**Extract to read**
A warm, smoky sausage and vegetable stew built from crispy kielbasa, baby potatoes, peppers and courgette in one pan. Ready in under 45 minutes, budget-friendly, and easily a full family dinner on its own.

Sausage and vegetable stew is a quick, filling one-pan dinner made with smoked kielbasa or sardelki, baby potatoes, peppers, courgette and ripe tomatoes. The sausage is fried until crisp, then everything is simmered together in a little stock until the flavours pull together.
It takes well under an hour and uses cheap, easy-to-find ingredients. It is hearty enough to serve on its own with crusty bread, and adaptable to whatever summer veg you have in the fridge.
Jump to:
- Ingredients for This Sausage and Vegetable Stew
- How to Make This Sausage and Vegetable Stew
- How to Serve and Store This Sausage and Vegetable Stew
- More Easy Recipes You Might Enjoy
- What This Sausage and Vegetable Stew Costs Around the World
- Tips for the Best Sausage and Vegetable Stew
- Sausage and Vegetable Stew FAQ
- Related
- Pairing
- Sausage and Vegetable Stew Recipe
Ingredients for This Sausage and Vegetable Stew
- Vegetable oil – a neutral oil for frying, so it doesn't compete with the smoky sausage.
- Kielbasa or sardelki sausages – smoked, Eastern European–style sausages that give the stew its savoury, smoky backbone. Sardelki are softer and milder; kielbasa is firmer and holds its shape.
- Baby potatoes – cooked first so they stay tender and creamy without turning to mush in the pan.
- Yellow onion – the sweet, savoury base for the whole dish.
- Garlic cloves – added late so they stay fragrant rather than bitter.
- Bell peppers – red or mixed colours (sweet Bulgarian-style paprika peppers) for sweetness and body.
- Courgette – goes in near the end so it keeps a little bite rather than collapsing.
- Cherry or baby plum tomatoes – ripe ones add a fresh, juicy burst against the smoky sausage.
- Dried oregano, parsley and marjoram – a simple herb trio that lifts the whole stew.
- Chicken or vegetable stock – just enough to make a light sauce to dip bread into.
- Salt and black pepper – added carefully at the end, since the sausage and stock are already salty.

**Problem set**
A: According to the sausage stew recipe, which of the two sausage types is softer and milder?
B: Carry on the sausage and vegetable stew recipe from its last sentence.

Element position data
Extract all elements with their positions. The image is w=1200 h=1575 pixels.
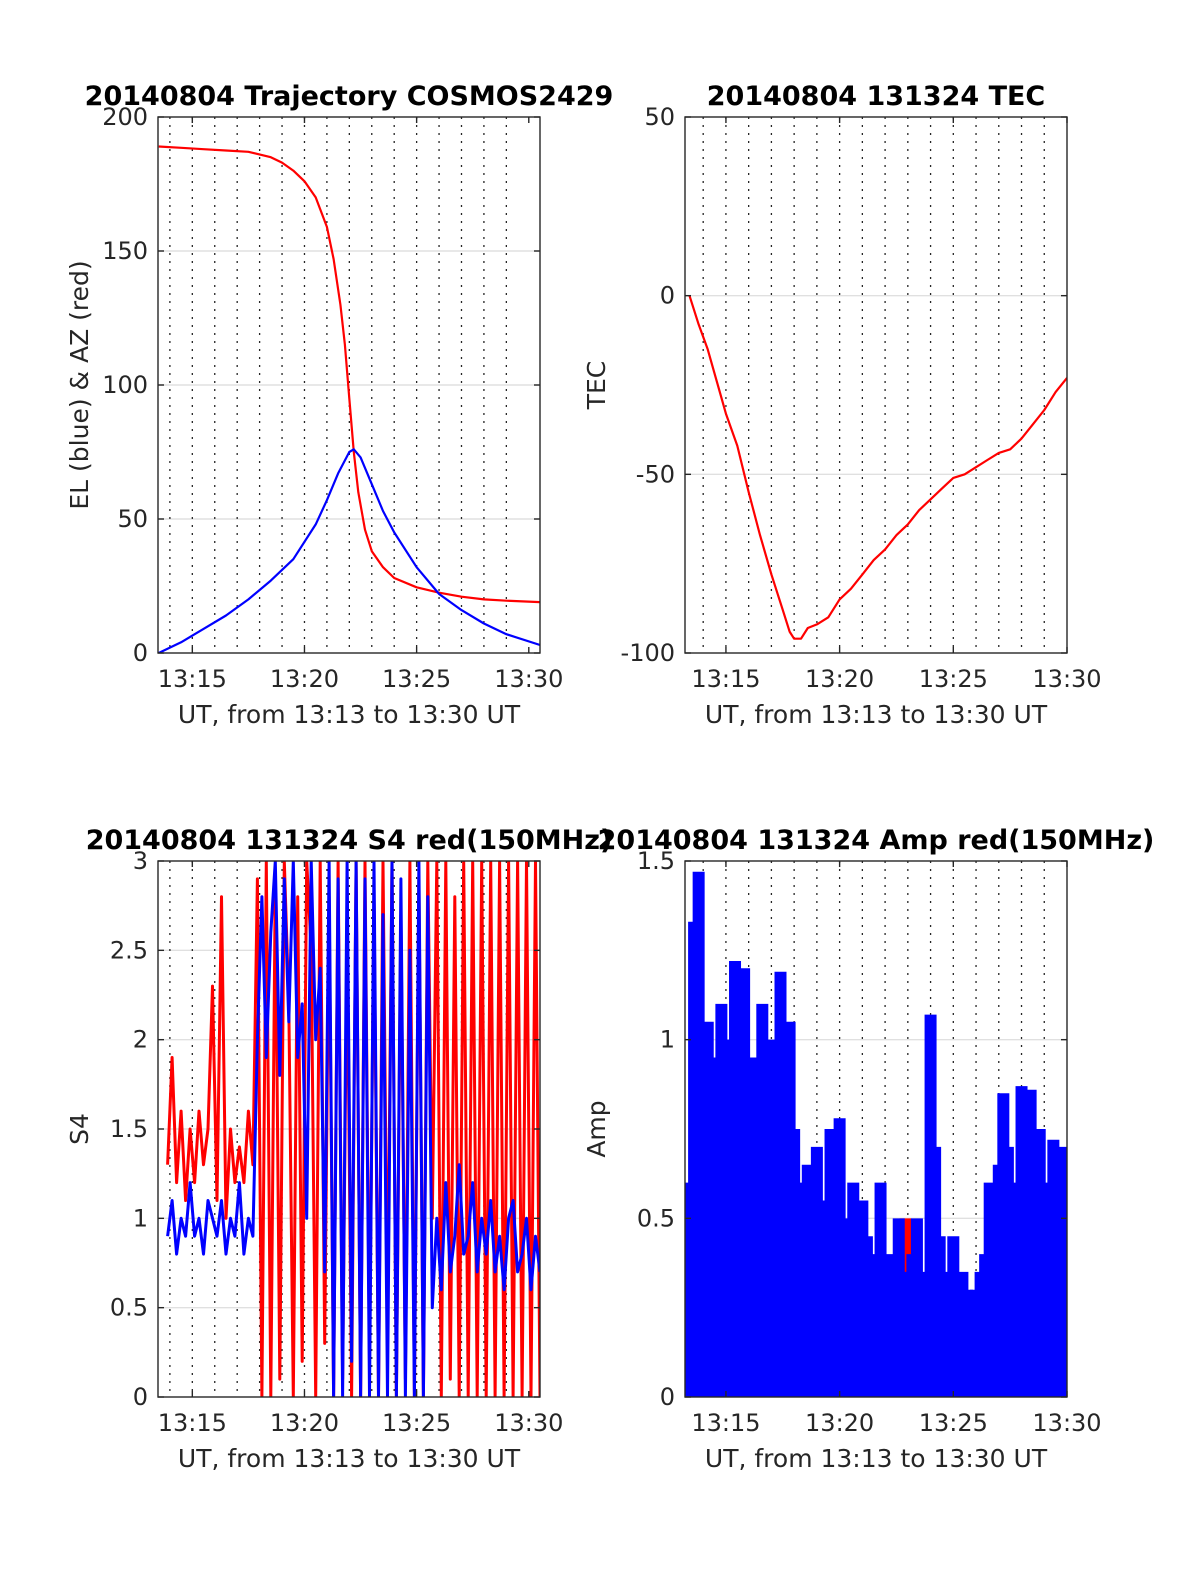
y-tick-label: 50	[117, 505, 148, 533]
x-tick-label: 13:20	[270, 665, 339, 693]
x-tick-label: 13:15	[158, 665, 227, 693]
y-tick-label: 1.5	[637, 847, 675, 875]
x-tick-label: 13:30	[1032, 1409, 1101, 1437]
amp-axes-box	[684, 860, 1068, 1398]
trajectory-y-label: EL (blue) & AZ (red)	[65, 260, 94, 509]
y-tick-label: 50	[644, 103, 675, 131]
x-tick-label: 13:25	[382, 665, 451, 693]
y-tick-label: 0	[133, 639, 148, 667]
x-tick-label: 13:30	[494, 1409, 563, 1437]
y-tick-label: 0	[133, 1383, 148, 1411]
tec-series-red	[688, 295, 1067, 640]
y-tick-label: -100	[621, 639, 675, 667]
x-tick-label: 13:25	[919, 665, 988, 693]
x-tick-label: 13:25	[382, 1409, 451, 1437]
y-tick-label: 1	[133, 1204, 148, 1232]
tec-plot-area	[685, 117, 1067, 653]
y-tick-label: 0.5	[110, 1294, 148, 1322]
s4-title: 20140804 131324 S4 red(150MHz)	[86, 825, 613, 856]
amp-data	[685, 871, 1067, 1397]
s4-x-label: UT, from 13:13 to 13:30 UT	[178, 1444, 521, 1473]
s4-data	[166, 861, 540, 1397]
trajectory-x-label: UT, from 13:13 to 13:30 UT	[178, 700, 521, 729]
tec-y-label: TEC	[582, 361, 611, 411]
trajectory-data	[158, 145, 540, 653]
x-tick-label: 13:20	[805, 665, 874, 693]
tec-panel: 13:15 13:20 13:25 13:30 -100 -50 0 50 20140804 1…	[582, 81, 1102, 729]
y-tick-label: 0	[660, 1383, 675, 1411]
trajectory-series-blue	[158, 448, 540, 653]
trajectory-title: 20140804 Trajectory COSMOS2429	[85, 81, 614, 112]
x-tick-label: 13:20	[270, 1409, 339, 1437]
amp-x-label: UT, from 13:13 to 13:30 UT	[705, 1444, 1048, 1473]
y-tick-label: 3	[133, 847, 148, 875]
trajectory-series-red	[158, 145, 540, 604]
y-tick-label: 1.5	[110, 1115, 148, 1143]
tec-axes-box	[684, 116, 1068, 654]
y-tick-label: 2.5	[110, 936, 148, 964]
y-tick-label: 0.5	[637, 1204, 675, 1232]
x-tick-label: 13:30	[494, 665, 563, 693]
y-tick-label: 1	[660, 1026, 675, 1054]
tec-x-label: UT, from 13:13 to 13:30 UT	[705, 700, 1048, 729]
x-tick-label: 13:15	[691, 1409, 760, 1437]
y-tick-label: 150	[102, 237, 148, 265]
x-tick-label: 13:30	[1032, 665, 1101, 693]
tec-title: 20140804 131324 TEC	[707, 81, 1046, 112]
x-tick-label: 13:15	[691, 665, 760, 693]
s4-series-blue	[166, 861, 540, 1397]
x-tick-label: 13:20	[805, 1409, 874, 1437]
x-tick-label: 13:25	[919, 1409, 988, 1437]
y-tick-label: 2	[133, 1026, 148, 1054]
amp-title: 20140804 131324 Amp red(150MHz)	[598, 825, 1155, 856]
x-tick-label: 13:15	[158, 1409, 227, 1437]
y-tick-label: 100	[102, 371, 148, 399]
y-tick-label: 200	[102, 103, 148, 131]
amp-y-label: Amp	[582, 1100, 611, 1157]
y-tick-label: 0	[660, 282, 675, 310]
trajectory-panel: 13:15 13:20 13:25 13:30 0 50 100 150 20020140804…	[65, 81, 613, 729]
s4-y-label: S4	[65, 1113, 94, 1145]
tec-data	[688, 295, 1067, 640]
y-tick-label: -50	[636, 460, 675, 488]
s4-panel: 13:15 13:20 13:25 13:30 0 0.5 1 1.5 2 2.5 32014080…	[65, 825, 612, 1473]
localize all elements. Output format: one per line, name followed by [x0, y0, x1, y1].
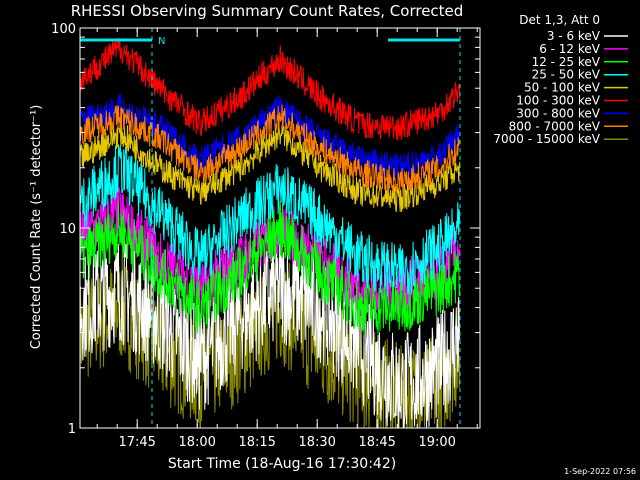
legend-title: Det 1,3, Att 0 [519, 13, 600, 27]
generation-timestamp: 1-Sep-2022 07:56 [564, 467, 636, 476]
y-tick-label: 10 [59, 222, 76, 237]
chart-title: RHESSI Observing Summary Count Rates, Co… [71, 2, 464, 20]
x-tick-label: 18:30 [298, 435, 335, 450]
legend-label: 12 - 25 keV [532, 55, 601, 69]
series-line [79, 119, 461, 213]
series-line [79, 200, 461, 336]
legend-label: 6 - 12 keV [539, 42, 601, 56]
x-tick-label: 17:45 [118, 435, 155, 450]
legend-label: 100 - 300 keV [516, 94, 600, 108]
x-tick-label: 18:45 [358, 435, 395, 450]
y-tick-label: 1 [68, 422, 76, 437]
legend-label: 25 - 50 keV [532, 68, 601, 82]
flag-label: N [158, 36, 165, 47]
series-line [79, 104, 461, 195]
x-axis-label: Start Time (18-Aug-16 17:30:42) [168, 456, 396, 472]
legend-label: 50 - 100 keV [524, 81, 601, 95]
legend-label: 800 - 7000 keV [509, 119, 601, 133]
legend-label: 3 - 6 keV [547, 29, 601, 43]
y-tick-label: 100 [51, 22, 76, 37]
x-tick-label: 18:00 [178, 435, 215, 450]
series-line [79, 144, 461, 297]
legend-label: 300 - 800 keV [516, 106, 600, 120]
plot-area: N [79, 28, 461, 429]
series-line [79, 36, 461, 141]
x-tick-label: 19:00 [418, 435, 455, 450]
axes: 17:45 18:00 18:15 18:30 18:45 19:00 1 10 100 [51, 22, 481, 450]
legend-label: 7000 - 15000 keV [493, 132, 600, 146]
x-tick-label: 18:15 [238, 435, 275, 450]
series-line [79, 237, 461, 429]
y-axis-label: Corrected Count Rate (s⁻¹ detector⁻¹) [29, 105, 44, 350]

**Responses to the exercise**
A: Sardelki are the softer and milder of the two.

B:
How to Make This Sausage and Vegetable Stew

- Step 1: Cook the baby potatoes in the microwave following the instructions on the bag, usually around 9–10 minutes. If you are using loose baby potatoes, place them in a microwave-safe bag inside a bowl, add a little water, and heat on full power for about 9 minutes. Release the steam carefully and let them cool enough to handle. Slice the kielbasa or sardelki into rounds. Heat a little oil in a large skillet and fry the sausage rounds until crispy, stirring occasionally, for around 5–6 minutes. Remove from the skillet and set aside.

- Step 2: Add the diced onion to the same skillet and fry for 3–4 minutes. Add the sliced peppers and sauté for another 5 minutes. Check the potatoes, and once they are cool enough to handle, cut them in halves and add them to the skillet. Stir in the dried parsley, oregano and marjoram, along with salt and black pepper. Stir everything together and cook for 2 minutes so the flavours start to combine.

- Step 3: Add the sliced courgette, minced garlic and halved tomatoes. Heat through for just 1 minute so the courgette keeps its shape.

- Step 4: Return the sausage to the skillet and pour in the stock. Stir everything together, reduce the heat, cover with a lid and cook for 10 minutes. Taste and adjust the salt and pepper if needed. Let the dish rest under the lid for 10 minutes before serving. Serve with crusty bread for dipping into the sauce.
How to Serve and Store This Sausage and Vegetable Stew
This sausage and vegetable stew is a meal in itself, so it needs very little alongside it. A few thick slices of crusty bread or a soft bread roll are perfect for mopping up the sauce. If you want to stretch it further, serve it over rice or with a simple green salad on the side. A spoonful of sour cream on top works beautifully and softens the smoky edge of the sausage.
Let any leftovers cool fully, then transfer them to an airtight container and keep in the fridge for up to 3 days. The flavours deepen overnight, so it often tastes even better the next day. Reheat gently in a pan over medium heat, adding a splash of stock or water if it has dried out. I don't recommend freezing it, as the courgette and potatoes turn soft and watery once thawed.

More Easy Recipes You Might Enjoy
If you like this kind of easy, hearty cooking, here are a few more recipes worth a look.
For another smoky, sausage-packed dish, try my Soljanka soup — a rich Russian soup loaded with smoked meats, pickles and olives.
If you're in the mood for something equally cosy, this pork and sauerkraut is a tangy, slow-cooked Eastern European classic.
For a smooth, budget-friendly bowl, my sweet potato and carrot soup is comforting and very easy.
If you have a spare courgette or two, these crispy courgette fritters make a brilliant light supper or snack.
And for a simple side, here is my guide to perfectly cooked courgettes that come out tender and never soggy.
What This Sausage and Vegetable Stew Costs Around the World
This sausage and vegetable stew is genuinely cheap to make, which is part of its appeal.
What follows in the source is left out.